# STATED EXERCISE
Every line that holds the string "Establishing" is to be identified and copied.

=======

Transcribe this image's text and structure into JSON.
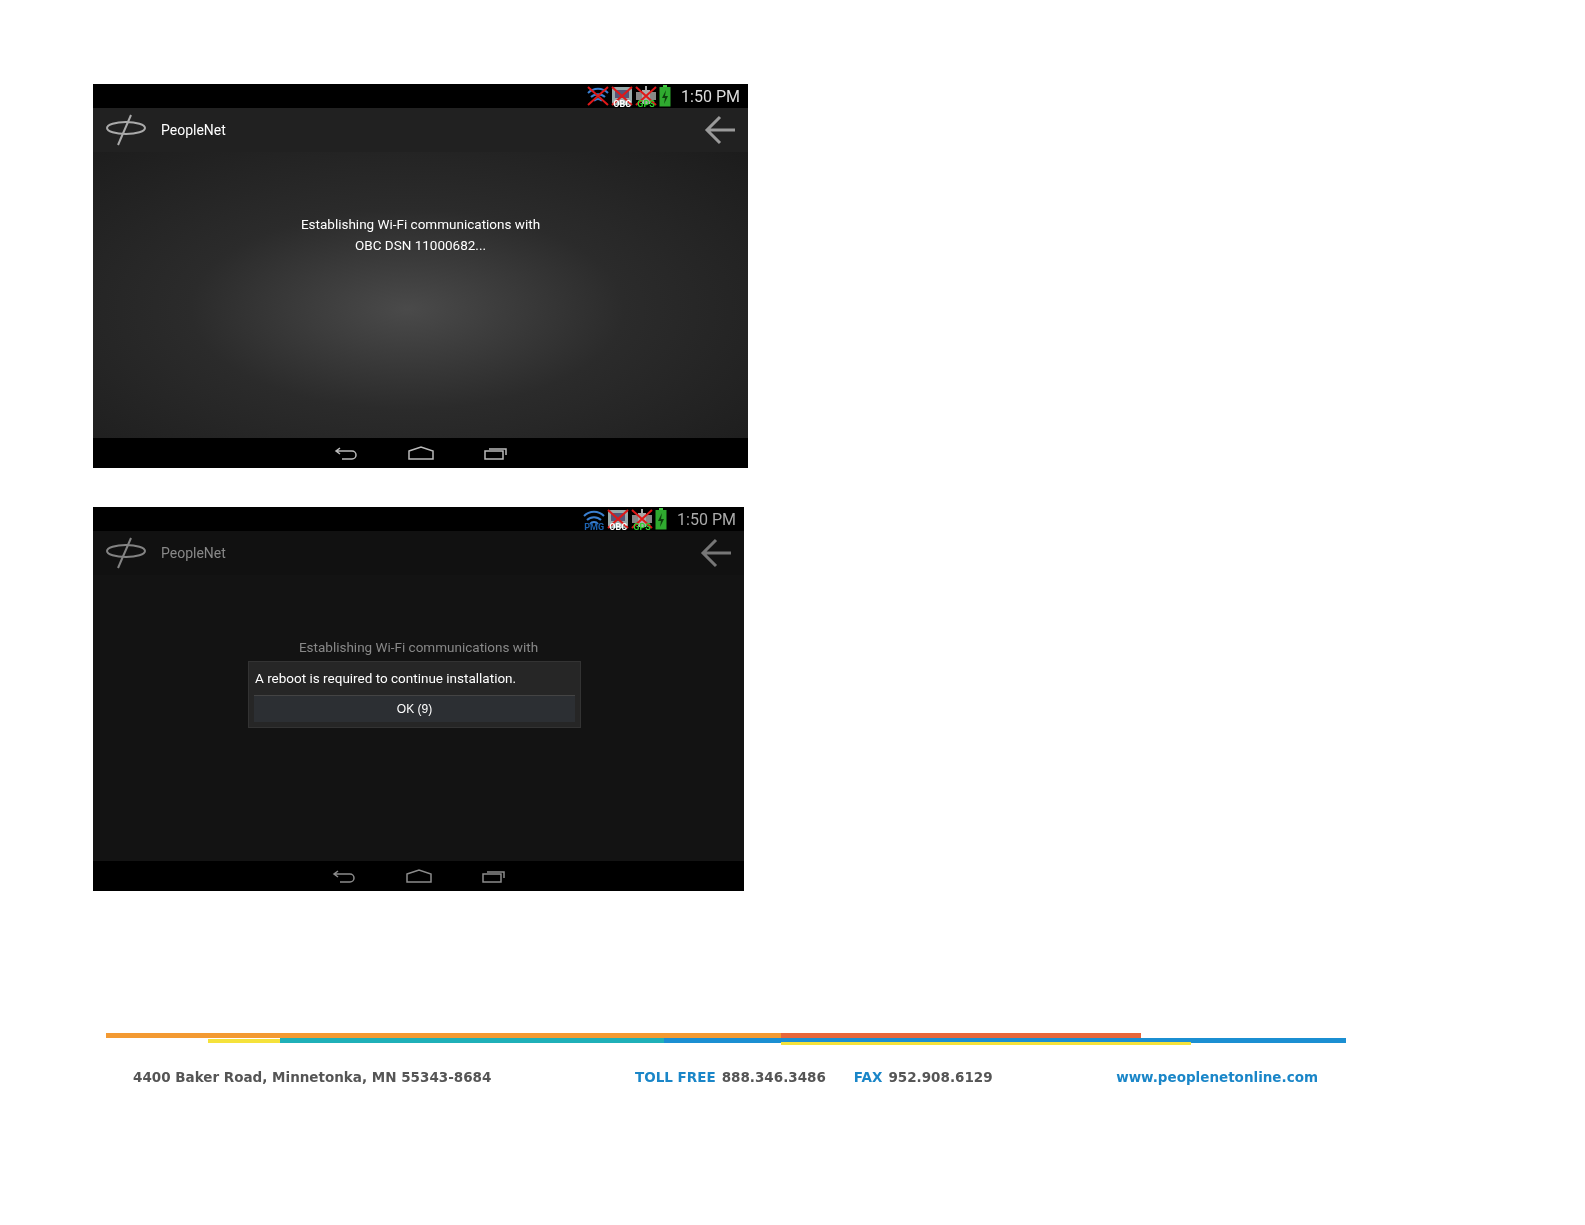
{
  "screens": [
    {
      "dimmed": false,
      "status_bar": {
        "icons": [
          {
            "kind": "wifi",
            "crossed": true
          },
          {
            "kind": "obc",
            "label": "OBC",
            "crossed": true
          },
          {
            "kind": "gps",
            "label": "GPS",
            "crossed": true
          },
          {
            "kind": "battery"
          }
        ],
        "time": "1:50 PM"
      },
      "app_bar": {
        "title": "PeopleNet"
      },
      "message": [
        "Establishing Wi-Fi communications with",
        "OBC DSN 11000682..."
      ]
    },
    {
      "dimmed": true,
      "status_bar": {
        "icons": [
          {
            "kind": "wifi",
            "label": "PMG",
            "crossed": false
          },
          {
            "kind": "obc",
            "label": "OBC",
            "crossed": true
          },
          {
            "kind": "gps",
            "label": "GPS",
            "crossed": true
          },
          {
            "kind": "battery"
          }
        ],
        "time": "1:50 PM"
      },
      "app_bar": {
        "title": "PeopleNet"
      },
      "message": [
        "Establishing Wi-Fi communications with"
      ],
      "dialog": {
        "text": "A reboot is required to continue installation.",
        "button": "OK (9)"
      }
    }
  ],
  "footer": {
    "address": "4400 Baker Road, Minnetonka, MN 55343-8684",
    "toll_free_label": "TOLL FREE",
    "toll_free": "888.346.3486",
    "fax_label": "FAX",
    "fax": "952.908.6129",
    "website": "www.peoplenetonline.com"
  }
}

=======

# WORKED ANSWER
        "Establishing Wi-Fi communications with",
        "Establishing Wi-Fi communications with"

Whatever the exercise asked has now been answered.